请把下面这段关于声纹识别的文字中从“本申请公开了一种声纹识别方法”到“纹识别是亟待解决的技术问题。”之间的内容一字不差地抄录下来，首尾两处都包括在内。

- **给定文段**:
──────────────────────────────
本申请公开了一种声纹识别方法、装置、电子设备和可读存储介质,属于信息安全技术领域。该方法应用于电子设备,所述方法包括:获取与所述电子设备连接的物联网设备,并确定所述物联网设备是否包括第一声纹模型;若确定所述物联网设备不包括所述第一声纹模型,则确定所述物联网设备是否兼容所述电子设备生成的第二声纹模型;若所述物联网设备兼容所述第二声纹模型,则将所述第二声纹模型发送至所述物联网设备,所述物联网设备用于在接收到第二音频数据时利用所述第二声纹模型对所述第二音频数据进行声纹识别。本申请通过将电子设备上第一声纹模型发送至物联网设备可以避免用户繁琐的训练声纹模型。

Description

声纹识别方法、装置、电子设备和可读存储介质
相关申请的交叉引用
本申请要求于2021年01月28日提交中国专利局的申请号为CN202110118214.9、名称为“声纹识别方法、装置、电子设备和可读存储介质”的中国专利申请的优先权,其全部内容通过引用结合在本申请中。
技术领域
本申请涉及信息安全技术领域,更具体地,涉及一种声纹识别方法、装置、电子设备和可读存储介质。
背景技术
声纹特征是人体重要生物特征之一,具有较强的个体特殊性,常用于声纹识别、声纹认证等领域作为身份认证的一种特征。目前声纹唤醒技术已经广泛应用于手机等终端设备产品中。在IOT(The Internet of Things,物联网)等产品中的应用也正在慢慢的普及,如在声纹训练的过程中,一般采用用户注册声纹时,一次性采集一定数量的用户语音,然后使用这些采集到的音频,提取声纹信息,生成声纹唤醒模型。另外,IOT设备的声纹训练过程,通常是借助手机等移动终端的APP(APPlication,应用程序),因此,如何更好的在IOT和电子设备中使用声纹识别是亟待解决的技术问题。
发明内容
本申请提出了一种声纹识别方法、装置、电子设备和可读存储介质,以改善上述缺陷。
第一方面,本申请实施例提供了一种声纹识别方法,应用于电子设备,所述方法包括:获取与所述电子设备连接的物联网设备,并确定所述物联网设备是否包括第一声纹模型;若确定所述物联网设备不包括所述第一声纹模型,则确定所述物联网设备是否兼 容所述电子设备生成的第二声纹模型;若所述物联网设备兼容所述第二声纹模型,则将所述第二声纹模型发送至所述物联网设备,所述物联网设备用于在接收到第二音频数据时利用所述第二声纹模型对所述第二音频数据进行声纹识别。
──────────────────────────────
- **源数据**:
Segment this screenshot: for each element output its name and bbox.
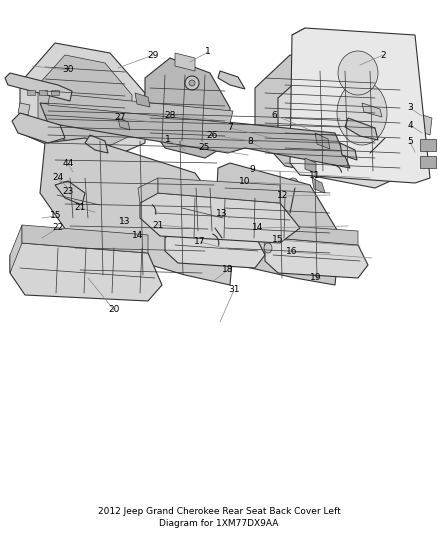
──────────────────────────────
- **结果**:
本申请公开了一种声纹识别方法、装置、电子设备和可读存储介质,属于信息安全技术领域。该方法应用于电子设备,所述方法包括:获取与所述电子设备连接的物联网设备,并确定所述物联网设备是否包括第一声纹模型;若确定所述物联网设备不包括所述第一声纹模型,则确定所述物联网设备是否兼容所述电子设备生成的第二声纹模型;若所述物联网设备兼容所述第二声纹模型,则将所述第二声纹模型发送至所述物联网设备,所述物联网设备用于在接收到第二音频数据时利用所述第二声纹模型对所述第二音频数据进行声纹识别。本申请通过将电子设备上第一声纹模型发送至物联网设备可以避免用户繁琐的训练声纹模型。

Description

声纹识别方法、装置、电子设备和可读存储介质
相关申请的交叉引用
本申请要求于2021年01月28日提交中国专利局的申请号为CN202110118214.9、名称为“声纹识别方法、装置、电子设备和可读存储介质”的中国专利申请的优先权,其全部内容通过引用结合在本申请中。
技术领域
本申请涉及信息安全技术领域,更具体地,涉及一种声纹识别方法、装置、电子设备和可读存储介质。
背景技术
声纹特征是人体重要生物特征之一,具有较强的个体特殊性,常用于声纹识别、声纹认证等领域作为身份认证的一种特征。目前声纹唤醒技术已经广泛应用于手机等终端设备产品中。在IOT(The Internet of Things,物联网)等产品中的应用也正在慢慢的普及,如在声纹训练的过程中,一般采用用户注册声纹时,一次性采集一定数量的用户语音,然后使用这些采集到的音频,提取声纹信息,生成声纹唤醒模型。另外,IOT设备的声纹训练过程,通常是借助手机等移动终端的APP(APPlication,应用程序),因此,如何更好的在IOT和电子设备中使用声纹识别是亟待解决的技术问题。